[Exercise prompt] Update the material from the line with "Find all labels, buttons, inputs, and" up to and including the line with "y-tick-label: 101 <box>123 478 148 500</box>" by replacing "legend-row" with "legend-entry" wherever it occurs. Return only those lines, otherwise unchanged, and omit the picture.
|---|
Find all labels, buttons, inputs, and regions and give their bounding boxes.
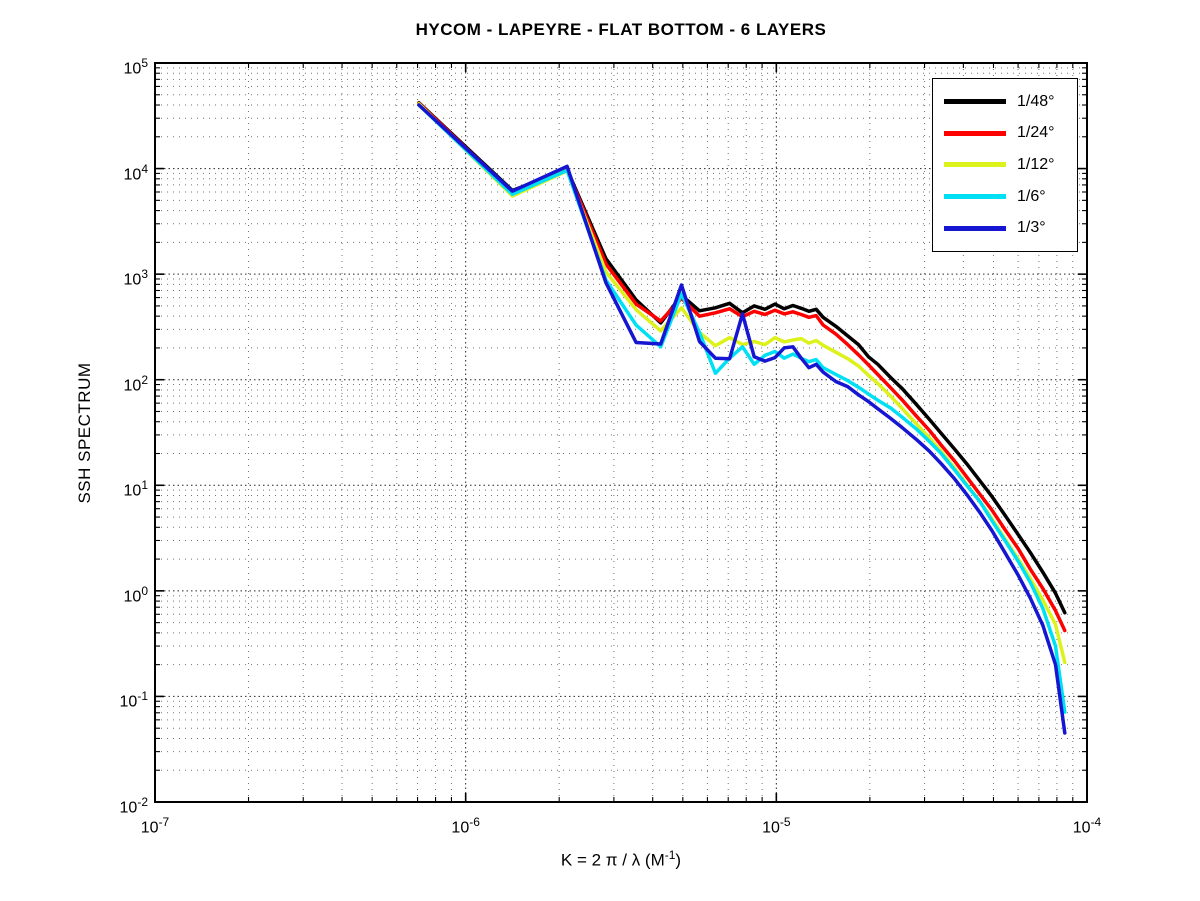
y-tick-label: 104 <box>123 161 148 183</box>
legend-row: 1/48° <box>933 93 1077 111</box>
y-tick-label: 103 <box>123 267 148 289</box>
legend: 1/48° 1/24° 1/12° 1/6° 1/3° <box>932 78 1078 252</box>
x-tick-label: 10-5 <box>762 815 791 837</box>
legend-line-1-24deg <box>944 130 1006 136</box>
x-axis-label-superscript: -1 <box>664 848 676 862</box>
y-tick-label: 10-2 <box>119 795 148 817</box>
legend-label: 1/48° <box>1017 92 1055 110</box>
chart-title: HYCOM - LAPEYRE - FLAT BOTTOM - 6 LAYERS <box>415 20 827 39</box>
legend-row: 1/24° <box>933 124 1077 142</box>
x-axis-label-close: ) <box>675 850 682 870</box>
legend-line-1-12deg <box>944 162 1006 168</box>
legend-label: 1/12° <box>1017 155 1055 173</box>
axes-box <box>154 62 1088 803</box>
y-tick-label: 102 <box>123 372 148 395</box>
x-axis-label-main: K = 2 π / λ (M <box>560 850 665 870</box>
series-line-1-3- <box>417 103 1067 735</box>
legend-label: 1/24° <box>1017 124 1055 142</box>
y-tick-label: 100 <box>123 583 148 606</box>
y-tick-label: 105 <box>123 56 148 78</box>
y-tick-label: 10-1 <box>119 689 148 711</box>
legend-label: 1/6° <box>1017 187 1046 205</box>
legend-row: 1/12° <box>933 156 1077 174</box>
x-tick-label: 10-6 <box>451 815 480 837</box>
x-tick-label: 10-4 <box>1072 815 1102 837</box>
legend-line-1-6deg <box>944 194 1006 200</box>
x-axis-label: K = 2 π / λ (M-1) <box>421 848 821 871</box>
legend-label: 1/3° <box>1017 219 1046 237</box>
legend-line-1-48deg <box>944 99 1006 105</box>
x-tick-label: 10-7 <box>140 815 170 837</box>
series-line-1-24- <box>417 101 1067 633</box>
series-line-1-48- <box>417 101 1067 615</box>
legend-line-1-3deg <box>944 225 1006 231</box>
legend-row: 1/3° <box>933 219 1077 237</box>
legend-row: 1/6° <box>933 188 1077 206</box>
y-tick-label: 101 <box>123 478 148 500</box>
|---|
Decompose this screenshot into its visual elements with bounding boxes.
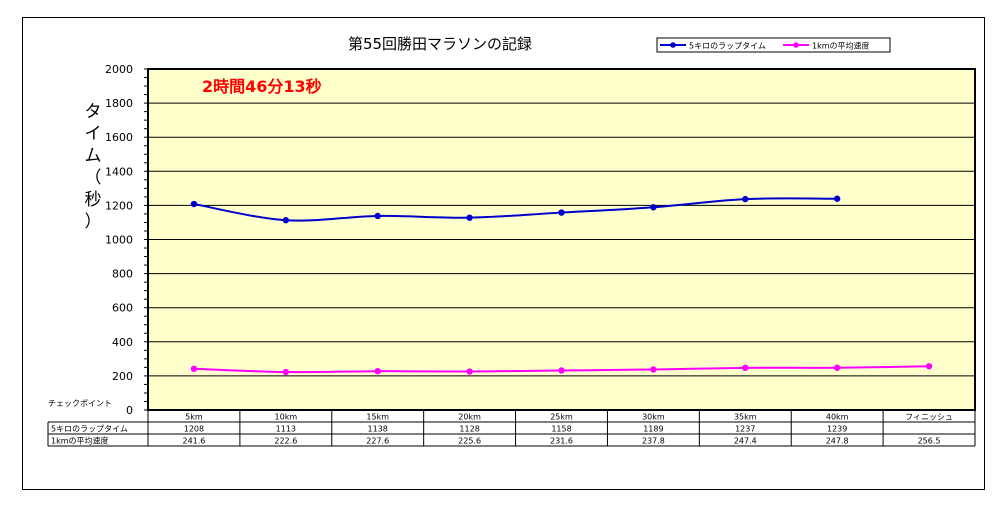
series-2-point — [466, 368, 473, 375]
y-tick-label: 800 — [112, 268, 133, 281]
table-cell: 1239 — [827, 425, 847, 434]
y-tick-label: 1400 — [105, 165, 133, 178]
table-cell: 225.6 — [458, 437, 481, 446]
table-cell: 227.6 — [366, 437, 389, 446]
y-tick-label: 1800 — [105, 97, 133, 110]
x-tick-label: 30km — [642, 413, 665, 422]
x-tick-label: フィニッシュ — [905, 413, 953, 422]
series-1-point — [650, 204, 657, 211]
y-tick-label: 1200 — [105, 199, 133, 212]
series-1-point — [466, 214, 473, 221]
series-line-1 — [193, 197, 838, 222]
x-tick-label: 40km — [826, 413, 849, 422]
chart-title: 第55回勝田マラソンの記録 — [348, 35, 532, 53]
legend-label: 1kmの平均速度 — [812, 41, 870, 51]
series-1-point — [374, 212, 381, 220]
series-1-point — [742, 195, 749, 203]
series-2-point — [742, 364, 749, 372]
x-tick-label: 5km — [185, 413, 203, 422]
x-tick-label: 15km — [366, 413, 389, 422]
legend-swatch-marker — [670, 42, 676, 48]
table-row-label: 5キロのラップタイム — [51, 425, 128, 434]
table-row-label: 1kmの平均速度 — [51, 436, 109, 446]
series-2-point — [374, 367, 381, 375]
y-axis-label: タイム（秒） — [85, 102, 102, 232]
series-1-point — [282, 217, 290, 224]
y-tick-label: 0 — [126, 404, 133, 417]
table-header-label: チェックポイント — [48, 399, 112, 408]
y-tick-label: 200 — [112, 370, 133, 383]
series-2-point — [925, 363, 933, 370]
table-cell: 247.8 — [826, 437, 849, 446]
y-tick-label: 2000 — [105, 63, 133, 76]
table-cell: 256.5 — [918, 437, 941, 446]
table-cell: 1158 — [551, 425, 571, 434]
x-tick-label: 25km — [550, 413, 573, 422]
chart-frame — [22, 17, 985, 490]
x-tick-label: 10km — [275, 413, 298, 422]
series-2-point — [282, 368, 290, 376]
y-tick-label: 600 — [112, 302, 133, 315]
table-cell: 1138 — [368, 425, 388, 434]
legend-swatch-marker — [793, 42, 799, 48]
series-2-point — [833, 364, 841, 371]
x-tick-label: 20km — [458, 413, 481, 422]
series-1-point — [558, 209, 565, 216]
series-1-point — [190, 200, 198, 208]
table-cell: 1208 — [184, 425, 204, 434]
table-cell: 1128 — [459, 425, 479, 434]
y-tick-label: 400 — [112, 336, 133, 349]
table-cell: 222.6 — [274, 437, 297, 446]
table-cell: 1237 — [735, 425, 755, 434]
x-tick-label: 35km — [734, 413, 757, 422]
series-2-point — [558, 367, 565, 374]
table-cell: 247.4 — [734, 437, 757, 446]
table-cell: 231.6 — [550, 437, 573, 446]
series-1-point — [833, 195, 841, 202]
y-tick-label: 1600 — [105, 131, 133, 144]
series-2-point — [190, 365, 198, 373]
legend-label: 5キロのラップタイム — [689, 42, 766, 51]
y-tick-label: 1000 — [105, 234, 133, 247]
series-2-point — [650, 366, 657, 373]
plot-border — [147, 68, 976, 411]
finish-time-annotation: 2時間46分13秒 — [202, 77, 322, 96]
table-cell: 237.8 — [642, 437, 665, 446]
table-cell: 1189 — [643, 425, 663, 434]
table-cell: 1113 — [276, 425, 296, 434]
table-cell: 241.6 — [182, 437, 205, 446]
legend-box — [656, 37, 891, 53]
|---|
[Answer in full]
Find all labels, buttons, inputs, and regions and give their bounding boxes.
y-tick-label: 104 <box>123 161 148 183</box>
legend-entry: 1/48° <box>933 93 1077 111</box>
y-tick-label: 103 <box>123 267 148 289</box>
legend: 1/48° 1/24° 1/12° 1/6° 1/3° <box>932 78 1078 252</box>
x-tick-label: 10-5 <box>762 815 791 837</box>
legend-line-1-24deg <box>944 130 1006 136</box>
x-axis-label-superscript: -1 <box>664 848 676 862</box>
y-tick-label: 10-2 <box>119 795 148 817</box>
legend-label: 1/48° <box>1017 92 1055 110</box>
chart-title: HYCOM - LAPEYRE - FLAT BOTTOM - 6 LAYERS <box>415 20 827 39</box>
legend-entry: 1/24° <box>933 124 1077 142</box>
x-axis-label-close: ) <box>675 850 682 870</box>
legend-line-1-12deg <box>944 162 1006 168</box>
legend-label: 1/12° <box>1017 155 1055 173</box>
axes-box <box>154 62 1088 803</box>
y-tick-label: 102 <box>123 372 148 395</box>
x-axis-label-main: K = 2 π / λ (M <box>560 850 665 870</box>
series-line-1-3- <box>417 103 1067 735</box>
legend-label: 1/24° <box>1017 124 1055 142</box>
y-tick-label: 100 <box>123 583 148 606</box>
y-tick-label: 105 <box>123 56 148 78</box>
y-tick-label: 10-1 <box>119 689 148 711</box>
legend-label: 1/6° <box>1017 187 1046 205</box>
legend-entry: 1/12° <box>933 156 1077 174</box>
x-tick-label: 10-6 <box>451 815 480 837</box>
x-tick-label: 10-4 <box>1072 815 1102 837</box>
legend-line-1-6deg <box>944 194 1006 200</box>
x-axis-label: K = 2 π / λ (M-1) <box>421 848 821 871</box>
legend-label: 1/3° <box>1017 219 1046 237</box>
legend-line-1-48deg <box>944 99 1006 105</box>
x-tick-label: 10-7 <box>140 815 170 837</box>
series-line-1-24- <box>417 101 1067 633</box>
series-line-1-48- <box>417 101 1067 615</box>
legend-line-1-3deg <box>944 225 1006 231</box>
legend-entry: 1/3° <box>933 219 1077 237</box>
legend-entry: 1/6° <box>933 188 1077 206</box>
y-tick-label: 101 <box>123 478 148 500</box>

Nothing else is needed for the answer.